A block of data
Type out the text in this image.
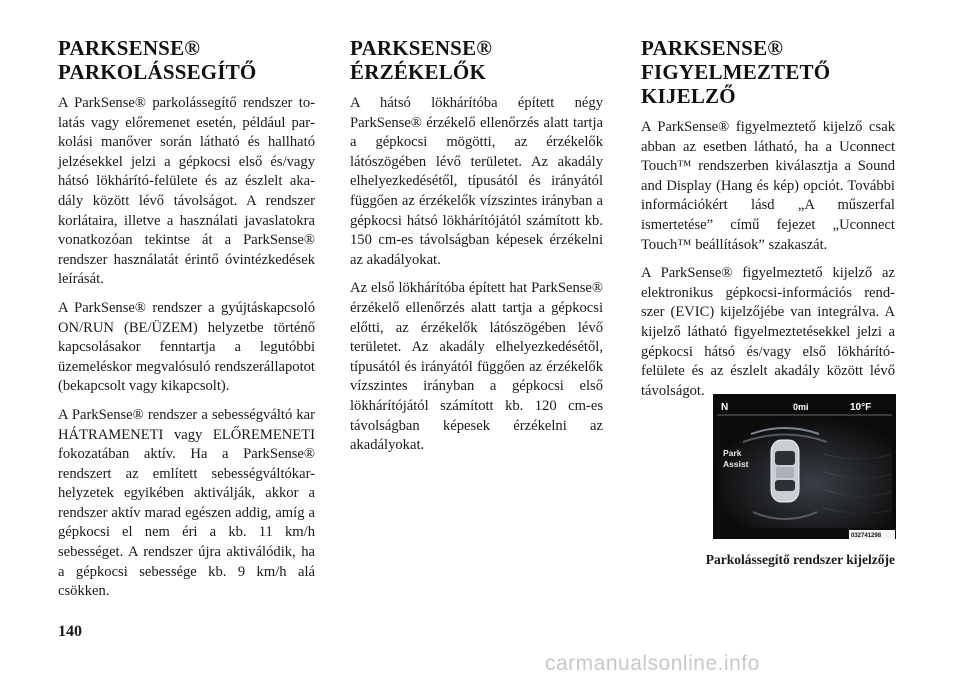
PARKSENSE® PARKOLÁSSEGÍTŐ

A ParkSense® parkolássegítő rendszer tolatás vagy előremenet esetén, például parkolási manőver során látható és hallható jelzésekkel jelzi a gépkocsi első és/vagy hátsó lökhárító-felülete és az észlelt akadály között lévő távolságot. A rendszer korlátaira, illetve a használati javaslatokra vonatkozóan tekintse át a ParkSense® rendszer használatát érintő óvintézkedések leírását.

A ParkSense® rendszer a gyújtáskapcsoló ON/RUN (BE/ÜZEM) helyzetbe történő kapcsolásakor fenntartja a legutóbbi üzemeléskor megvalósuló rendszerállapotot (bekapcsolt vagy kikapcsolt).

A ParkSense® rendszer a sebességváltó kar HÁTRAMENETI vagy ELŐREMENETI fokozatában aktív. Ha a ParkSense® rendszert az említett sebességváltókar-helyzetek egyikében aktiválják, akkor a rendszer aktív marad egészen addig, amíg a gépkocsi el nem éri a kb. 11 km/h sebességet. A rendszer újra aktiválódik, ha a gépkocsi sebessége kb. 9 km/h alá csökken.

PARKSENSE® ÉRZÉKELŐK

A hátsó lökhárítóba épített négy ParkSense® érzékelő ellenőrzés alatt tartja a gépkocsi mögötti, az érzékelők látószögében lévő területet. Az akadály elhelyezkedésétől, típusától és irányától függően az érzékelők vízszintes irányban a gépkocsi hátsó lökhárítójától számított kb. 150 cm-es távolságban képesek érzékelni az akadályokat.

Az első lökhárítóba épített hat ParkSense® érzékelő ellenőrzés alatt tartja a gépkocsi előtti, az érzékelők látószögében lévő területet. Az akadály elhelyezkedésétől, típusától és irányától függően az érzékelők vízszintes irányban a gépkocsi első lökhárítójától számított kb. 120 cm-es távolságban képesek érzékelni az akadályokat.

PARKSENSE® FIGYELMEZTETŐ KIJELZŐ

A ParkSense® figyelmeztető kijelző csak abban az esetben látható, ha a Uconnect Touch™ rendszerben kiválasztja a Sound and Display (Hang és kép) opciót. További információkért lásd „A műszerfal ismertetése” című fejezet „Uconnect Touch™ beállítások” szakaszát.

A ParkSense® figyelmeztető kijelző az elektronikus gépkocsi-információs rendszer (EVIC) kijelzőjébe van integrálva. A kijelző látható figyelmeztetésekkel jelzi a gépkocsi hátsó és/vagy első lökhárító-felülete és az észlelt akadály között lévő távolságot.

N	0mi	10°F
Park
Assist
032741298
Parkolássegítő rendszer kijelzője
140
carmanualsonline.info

● **Exercise objective**: In the listing above, find each line with the word "vízszintes" and copy it.

● **Exercise result**:
A hátsó lökhárítóba épített négy ParkSense® érzékelő ellenőrzés alatt tartja a gépkocsi mögötti, az érzékelők látószögében lévő területet. Az akadály elhelyezkedésétől, típusától és irányától függően az érzékelők vízszintes irányban a gépkocsi hátsó lökhárítójától számított kb. 150 cm-es távolságban képesek érzékelni az akadályokat.
Az első lökhárítóba épített hat ParkSense® érzékelő ellenőrzés alatt tartja a gépkocsi előtti, az érzékelők látószögében lévő területet. Az akadály elhelyezkedésétől, típusától és irányától függően az érzékelők vízszintes irányban a gépkocsi első lökhárítójától számított kb. 120 cm-es távolságban képesek érzékelni az akadályokat.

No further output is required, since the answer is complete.